Stored entries

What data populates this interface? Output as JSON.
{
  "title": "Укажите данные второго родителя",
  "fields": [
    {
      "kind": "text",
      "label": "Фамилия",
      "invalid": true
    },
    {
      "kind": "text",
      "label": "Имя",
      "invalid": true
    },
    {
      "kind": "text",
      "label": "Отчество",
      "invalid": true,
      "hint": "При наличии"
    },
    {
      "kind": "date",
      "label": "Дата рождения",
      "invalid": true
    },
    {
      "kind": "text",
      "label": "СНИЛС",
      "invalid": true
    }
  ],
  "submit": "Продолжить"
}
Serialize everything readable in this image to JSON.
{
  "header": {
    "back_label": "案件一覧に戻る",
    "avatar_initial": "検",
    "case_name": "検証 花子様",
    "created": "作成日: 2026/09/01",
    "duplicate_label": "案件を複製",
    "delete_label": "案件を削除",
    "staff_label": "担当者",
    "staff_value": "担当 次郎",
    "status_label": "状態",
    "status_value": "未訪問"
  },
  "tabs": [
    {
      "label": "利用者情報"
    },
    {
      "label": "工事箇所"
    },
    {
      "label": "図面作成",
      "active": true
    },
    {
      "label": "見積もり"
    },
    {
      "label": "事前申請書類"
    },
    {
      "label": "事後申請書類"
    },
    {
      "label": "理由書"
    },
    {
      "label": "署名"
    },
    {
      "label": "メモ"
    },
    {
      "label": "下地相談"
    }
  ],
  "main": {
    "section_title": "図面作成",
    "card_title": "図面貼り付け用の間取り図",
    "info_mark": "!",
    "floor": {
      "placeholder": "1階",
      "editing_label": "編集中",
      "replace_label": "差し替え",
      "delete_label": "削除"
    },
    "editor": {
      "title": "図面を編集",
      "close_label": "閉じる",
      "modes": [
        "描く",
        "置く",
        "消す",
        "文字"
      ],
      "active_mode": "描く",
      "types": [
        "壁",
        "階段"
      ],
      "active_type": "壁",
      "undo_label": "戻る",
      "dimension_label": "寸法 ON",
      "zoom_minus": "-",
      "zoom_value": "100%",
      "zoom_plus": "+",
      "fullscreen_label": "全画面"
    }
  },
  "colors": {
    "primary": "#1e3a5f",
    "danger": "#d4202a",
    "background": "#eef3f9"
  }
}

• EXERCISE INSTRUCTIONS
Would you reproduce the material above in full, exactly as given?

• THE COMPLETED TASK
What data populates this interface? Output as JSON.
{
  "title": "Укажите данные второго родителя",
  "fields": [
    {
      "kind": "text",
      "label": "Фамилия",
      "invalid": true
    },
    {
      "kind": "text",
      "label": "Имя",
      "invalid": true
    },
    {
      "kind": "text",
      "label": "Отчество",
      "invalid": true,
      "hint": "При наличии"
    },
    {
      "kind": "date",
      "label": "Дата рождения",
      "invalid": true
    },
    {
      "kind": "text",
      "label": "СНИЛС",
      "invalid": true
    }
  ],
  "submit": "Продолжить"
}
Serialize everything readable in this image to JSON.
{
  "header": {
    "back_label": "案件一覧に戻る",
    "avatar_initial": "検",
    "case_name": "検証 花子様",
    "created": "作成日: 2026/09/01",
    "duplicate_label": "案件を複製",
    "delete_label": "案件を削除",
    "staff_label": "担当者",
    "staff_value": "担当 次郎",
    "status_label": "状態",
    "status_value": "未訪問"
  },
  "tabs": [
    {
      "label": "利用者情報"
    },
    {
      "label": "工事箇所"
    },
    {
      "label": "図面作成",
      "active": true
    },
    {
      "label": "見積もり"
    },
    {
      "label": "事前申請書類"
    },
    {
      "label": "事後申請書類"
    },
    {
      "label": "理由書"
    },
    {
      "label": "署名"
    },
    {
      "label": "メモ"
    },
    {
      "label": "下地相談"
    }
  ],
  "main": {
    "section_title": "図面作成",
    "card_title": "図面貼り付け用の間取り図",
    "info_mark": "!",
    "floor": {
      "placeholder": "1階",
      "editing_label": "編集中",
      "replace_label": "差し替え",
      "delete_label": "削除"
    },
    "editor": {
      "title": "図面を編集",
      "close_label": "閉じる",
      "modes": [
        "描く",
        "置く",
        "消す",
        "文字"
      ],
      "active_mode": "描く",
      "types": [
        "壁",
        "階段"
      ],
      "active_type": "壁",
      "undo_label": "戻る",
      "dimension_label": "寸法 ON",
      "zoom_minus": "-",
      "zoom_value": "100%",
      "zoom_plus": "+",
      "fullscreen_label": "全画面"
    }
  },
  "colors": {
    "primary": "#1e3a5f",
    "danger": "#d4202a",
    "background": "#eef3f9"
  }
}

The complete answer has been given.